- EXTRACT TO READ:
◇ ◇ ◇ ◇ ◇ ◇ ◇

2018 Instructions for Form FTB 2424 Water’s-Edge Foreign Investment Interest Offset
General Information
Revenue and Taxation Code (R&TC) Section 24344(c) provides that interest expense incurred for purposes of foreign investment (as defined below) may be offset against the foreign dividend deduction allowed under R&TC Section 24411. The foreign investment interest offset may not exceed the total foreign dividend deduction allowed for the taxable year.
Use form FTB 2424, Water’s-Edge Foreign Investment Interest Offset, to compute the foreign investment interest offset. The amount of interest expense attributable to foreign investment is equal to the amount of interest expense specifically assigned to foreign investment plus the amount of unassigned interest expense allocated to foreign investment. Unassigned interest expense is allocated by formula. The amount of the offset is limited to the lesser of the following:
- The sum of interest expense specifically assigned and interest expense allocated to foreign investment.
- The foreign dividend deduction.
This limited amount is multiplied by 75% to arrive at the foreign investment interest offset. Interest expense that exceeds the offset amount will be subject to the standard interest offset computation of R&TC Section 24344(b). See FTB Notice 2000-9.
If there is no foreign dividend deduction under R&TC Section 24411, then no foreign interest offset computation is necessary.
A. Definitions
1. Foreign investment
Foreign investment is stock or other equity investment, which is included in total assets, regardless of when it was acquired, in the following instances:
- An entity whose dividends would be qualifying dividends for purposes of R&TC Section 24411.
- A non-affiliated corporation that is organized under the laws of a country or political subdivision of a country other than the United States.
To determine the asset value for the foreign investment, see Section B “Asset Values.”
2. Interest expense assigned to specific property
Interest expense is considered to be related solely to specific property, if the existence of all of the facts and circumstances described below is established:
- The indebtedness on which the interest was paid was specifically incurred for the purpose of purchasing, maintaining, or improving the specific property.

◇ ◇ ◇ ◇ ◇ ◇ ◇

- AIM: Copy the Form FTB 2424 instructions between "If there is" and "of R&TC Section 24411.", inclusive, and put "eligible" in place of "qualifying".

- MATERIAL PROVIDED:

◇ ◇ ◇ ◇ ◇ ◇ ◇

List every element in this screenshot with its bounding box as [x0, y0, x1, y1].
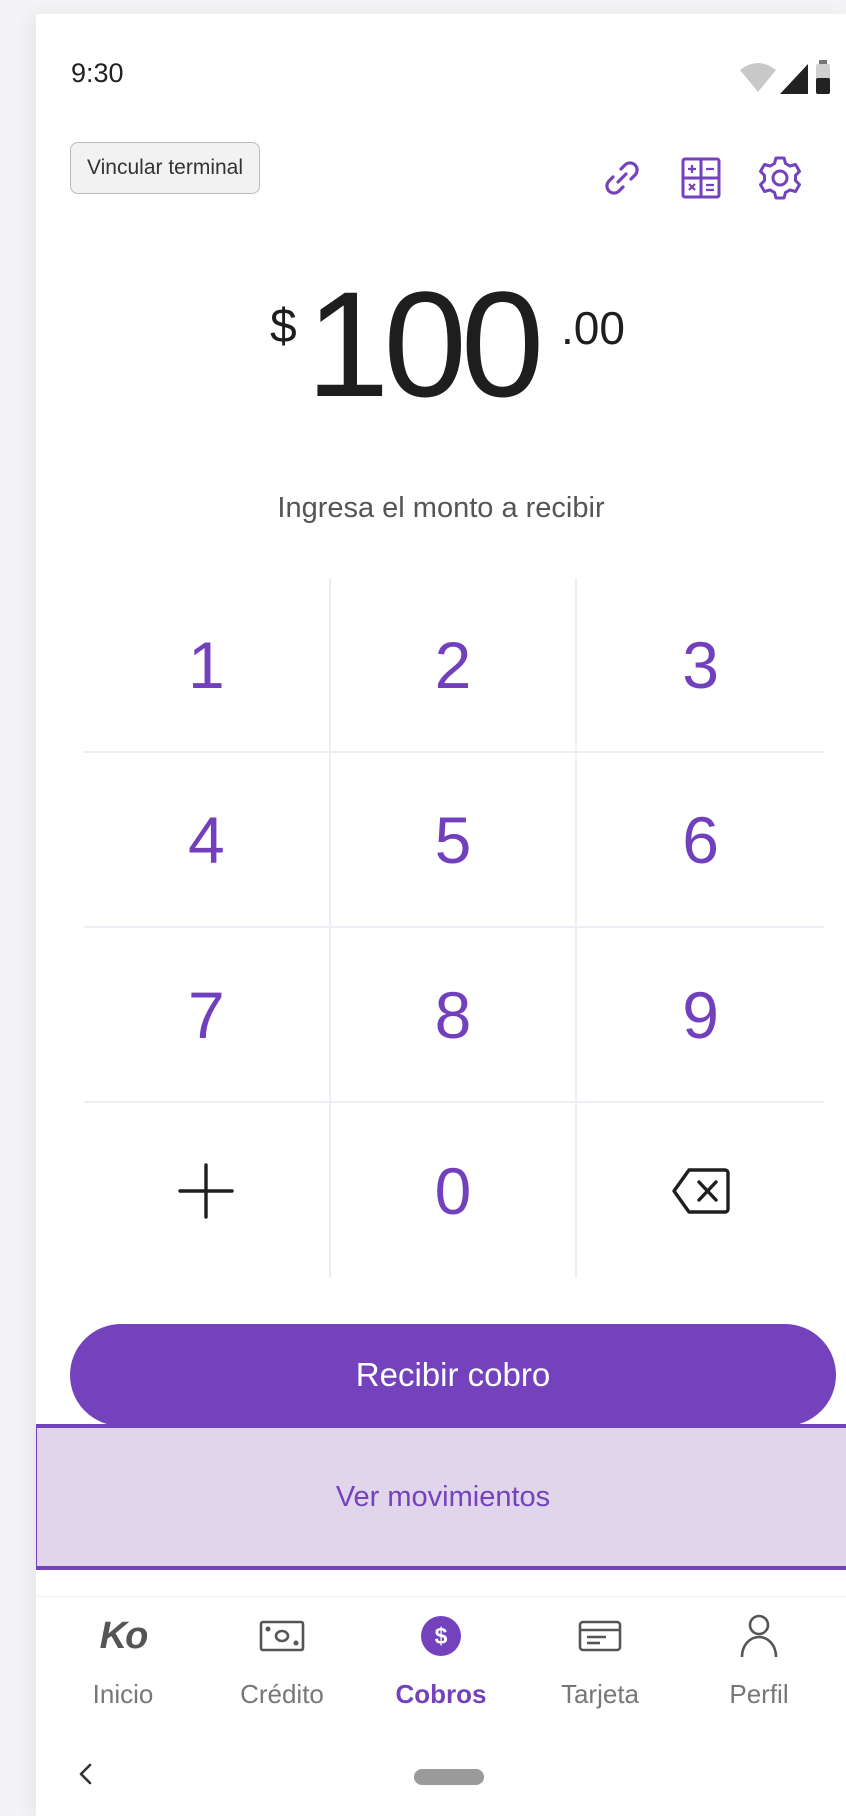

◇ ◇ ◇ ◇ ◇ ◇ ◇

- RESULT OF THIS EXERCISE:
If there is no foreign dividend deduction under R&TC Section 24411, then no foreign interest offset computation is necessary.
A. Definitions
1. Foreign investment
Foreign investment is stock or other equity investment, which is included in total assets, regardless of when it was acquired, in the following instances:
- An entity whose dividends would be eligible dividends for purposes of R&TC Section 24411.